◆ EXCERPTED PASSAGE
If you have the ambition and will to learn, you can advance in the Department as far as you choose, if the department is structured the same as ours.


----------



## jakegypsum (Jan 25, 2002)

Hey Pelican! How are you? Yes, it is something that I have thought about but none too serious. I do realize that there is a shortage. I have talked to many Volunteers and have paged through the good and the bad stories. I have considered it in a relaxed bassis but never actually wanted to go and inquire because of lack of time.
Belive it or not my wife actually pictured me being involved as a volunteer when we were dating, (We have been married 8-1/2 years now). It is something that I would consider but my number one concirn is my family business that I grew up in. The next problem is that my wife is a nurse and works night shift. 7:00 pm to 7:00 am. We live an hour away from her work so she leaves at 6:00pm and sometimes doesn't get back until 8:30 am depending on what type of report she needs to fill out before she leaves.
I do feel that there is a lot that I can offer including mechanically inclined application's. I feel that I would have no problem passing any physical testing.

◆ DATA
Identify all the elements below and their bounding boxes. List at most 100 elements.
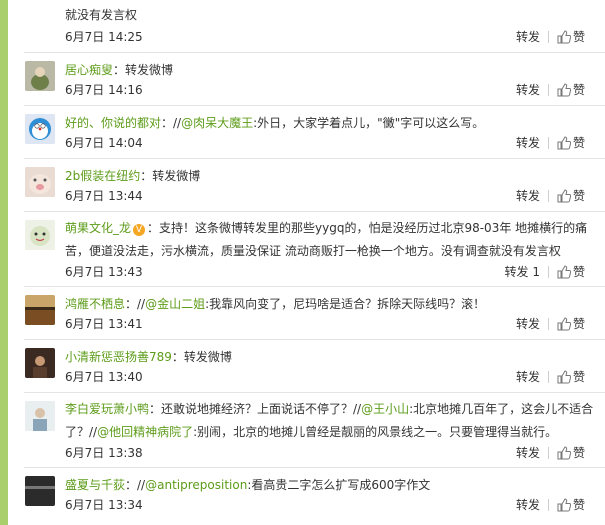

◆ THINGS TO DO
a. Do these statements agree with the thread about volunteering? Answer yes or no for each, and quote the words from the thread that decide it. (i) The poster's wife works the night shift. (ii) The poster has been married for ten years. (iii) The poster expects to have trouble with physical testing.
b. Extend the thread about volunteering, picking up after its last sentence.
The lines above are separate from the thread about volunteering.

◆ ANSWERS TO THE EXERCISE
a.
(i) Yes: "my wife is a nurse and works night shift."
(ii) No: "We have been married 8-1/2 years now"
(iii) No: "I feel that I would have no problem passing any physical testing."

b.
My primary problem, (not considered a REAL problem), is the kids. My little girl is 6-1/2 and my boy is 3-1/2. Once they are a little older, I can strech out a little. I do know some people involved and do think that my input can be nothing but helpful. Jake.


----------



## 99SDPSD (Jan 20, 2001)

pelican now I really miss not meeting you at the rally. Nice job with the truck. I used to work for fire apparatus builder here in CT.
Here is there web sit http://www.gowansknight.com They h...eir second truck they built for Kingsbury NY.


----------



## Pelican (Nov 16, 2001)

Just visited the web site, it seems my design is not so unique!

I'll keep this page on file, they seem like a good source for refurbs.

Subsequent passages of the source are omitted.